__Stated exercise__: Write out each line exactly as given. Leave the pictures out of your copy.

__The data__:
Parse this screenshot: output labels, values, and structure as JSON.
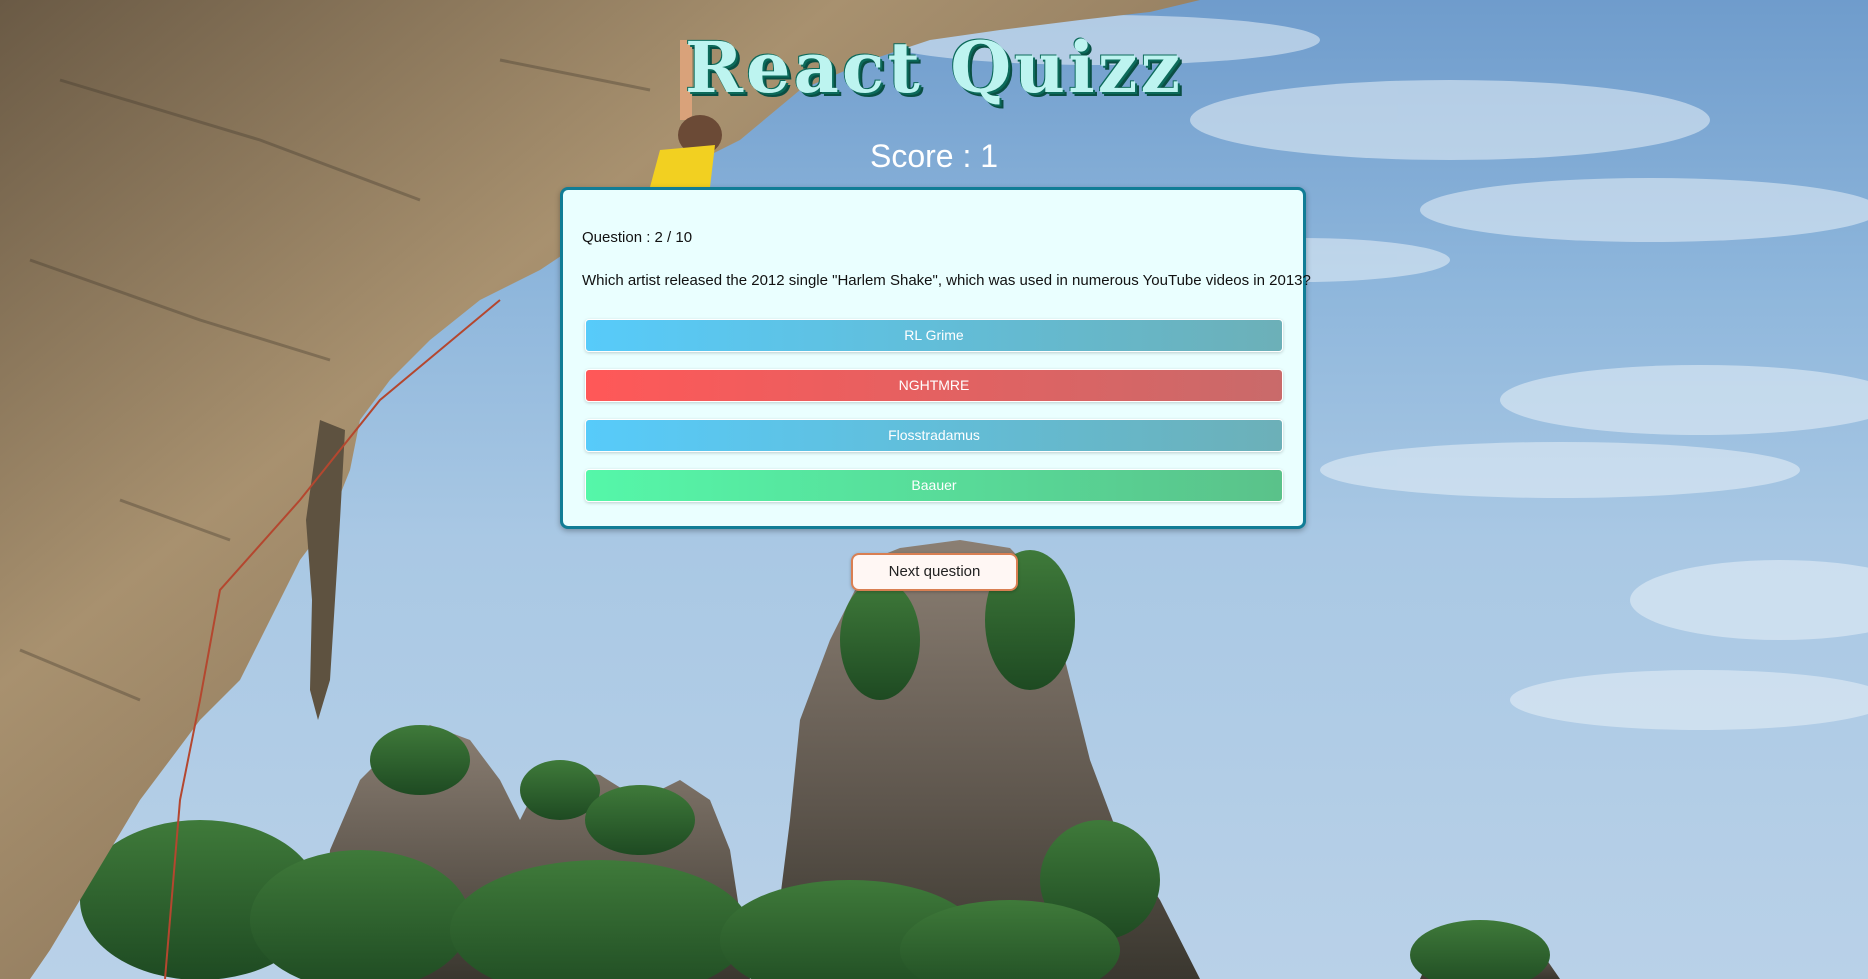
{
  "app": {
    "title": "React Quizz",
    "score_text": "Score : 1"
  },
  "quiz": {
    "question_number": "Question : 2 / 10",
    "question_text": "Which artist released the 2012 single \"Harlem Shake\", which was used in numerous YouTube videos in 2013?",
    "answers": [
      {
        "label": "RL Grime",
        "state": "neutral"
      },
      {
        "label": "NGHTMRE",
        "state": "wrong"
      },
      {
        "label": "Flosstradamus",
        "state": "neutral"
      },
      {
        "label": "Baauer",
        "state": "correct"
      }
    ]
  },
  "actions": {
    "next_label": "Next question"
  },
  "colors": {
    "card_border": "#117d96",
    "card_bg": "#eaffff",
    "neutral_answer": "#57cbfa",
    "wrong_answer": "#ff5858",
    "correct_answer": "#55f7a9",
    "next_border": "#d97f52",
    "title_fill": "#bdf4f0"
  }
}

__Result for this exercise__:
Parse this screenshot: output labels, values, and structure as JSON.
{
  "app": {
    "title": "React Quizz",
    "score_text": "Score : 1"
  },
  "quiz": {
    "question_number": "Question : 2 / 10",
    "question_text": "Which artist released the 2012 single \"Harlem Shake\", which was used in numerous YouTube videos in 2013?",
    "answers": [
      {
        "label": "RL Grime",
        "state": "neutral"
      },
      {
        "label": "NGHTMRE",
        "state": "wrong"
      },
      {
        "label": "Flosstradamus",
        "state": "neutral"
      },
      {
        "label": "Baauer",
        "state": "correct"
      }
    ]
  },
  "actions": {
    "next_label": "Next question"
  },
  "colors": {
    "card_border": "#117d96",
    "card_bg": "#eaffff",
    "neutral_answer": "#57cbfa",
    "wrong_answer": "#ff5858",
    "correct_answer": "#55f7a9",
    "next_border": "#d97f52",
    "title_fill": "#bdf4f0"
  }
}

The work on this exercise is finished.